Set exercise: Give the records back in full, exactly as they read.

Raw records
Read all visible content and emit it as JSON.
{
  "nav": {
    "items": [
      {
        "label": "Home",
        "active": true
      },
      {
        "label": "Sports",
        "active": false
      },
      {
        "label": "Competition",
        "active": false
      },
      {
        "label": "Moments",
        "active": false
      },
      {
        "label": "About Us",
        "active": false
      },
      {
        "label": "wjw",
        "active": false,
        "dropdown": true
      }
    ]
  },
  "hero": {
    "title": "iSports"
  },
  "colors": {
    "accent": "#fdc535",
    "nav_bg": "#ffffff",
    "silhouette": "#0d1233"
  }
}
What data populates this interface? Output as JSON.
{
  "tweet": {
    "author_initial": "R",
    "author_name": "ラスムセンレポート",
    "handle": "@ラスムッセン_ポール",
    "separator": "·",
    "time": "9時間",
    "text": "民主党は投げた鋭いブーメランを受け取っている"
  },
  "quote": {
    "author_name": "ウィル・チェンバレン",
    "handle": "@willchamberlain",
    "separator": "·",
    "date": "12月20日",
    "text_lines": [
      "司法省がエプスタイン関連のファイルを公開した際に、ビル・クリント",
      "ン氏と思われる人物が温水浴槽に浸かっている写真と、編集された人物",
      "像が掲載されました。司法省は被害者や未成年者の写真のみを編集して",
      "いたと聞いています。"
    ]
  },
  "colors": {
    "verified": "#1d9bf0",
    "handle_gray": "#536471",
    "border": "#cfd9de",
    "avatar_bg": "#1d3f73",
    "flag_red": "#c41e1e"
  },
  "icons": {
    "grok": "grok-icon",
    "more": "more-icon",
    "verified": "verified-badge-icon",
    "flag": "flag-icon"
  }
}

Solution for this problem:
Read all visible content and emit it as JSON.
{
  "nav": {
    "items": [
      {
        "label": "Home",
        "active": true
      },
      {
        "label": "Sports",
        "active": false
      },
      {
        "label": "Competition",
        "active": false
      },
      {
        "label": "Moments",
        "active": false
      },
      {
        "label": "About Us",
        "active": false
      },
      {
        "label": "wjw",
        "active": false,
        "dropdown": true
      }
    ]
  },
  "hero": {
    "title": "iSports"
  },
  "colors": {
    "accent": "#fdc535",
    "nav_bg": "#ffffff",
    "silhouette": "#0d1233"
  }
}
What data populates this interface? Output as JSON.
{
  "tweet": {
    "author_initial": "R",
    "author_name": "ラスムセンレポート",
    "handle": "@ラスムッセン_ポール",
    "separator": "·",
    "time": "9時間",
    "text": "民主党は投げた鋭いブーメランを受け取っている"
  },
  "quote": {
    "author_name": "ウィル・チェンバレン",
    "handle": "@willchamberlain",
    "separator": "·",
    "date": "12月20日",
    "text_lines": [
      "司法省がエプスタイン関連のファイルを公開した際に、ビル・クリント",
      "ン氏と思われる人物が温水浴槽に浸かっている写真と、編集された人物",
      "像が掲載されました。司法省は被害者や未成年者の写真のみを編集して",
      "いたと聞いています。"
    ]
  },
  "colors": {
    "verified": "#1d9bf0",
    "handle_gray": "#536471",
    "border": "#cfd9de",
    "avatar_bg": "#1d3f73",
    "flag_red": "#c41e1e"
  },
  "icons": {
    "grok": "grok-icon",
    "more": "more-icon",
    "verified": "verified-badge-icon",
    "flag": "flag-icon"
  }
}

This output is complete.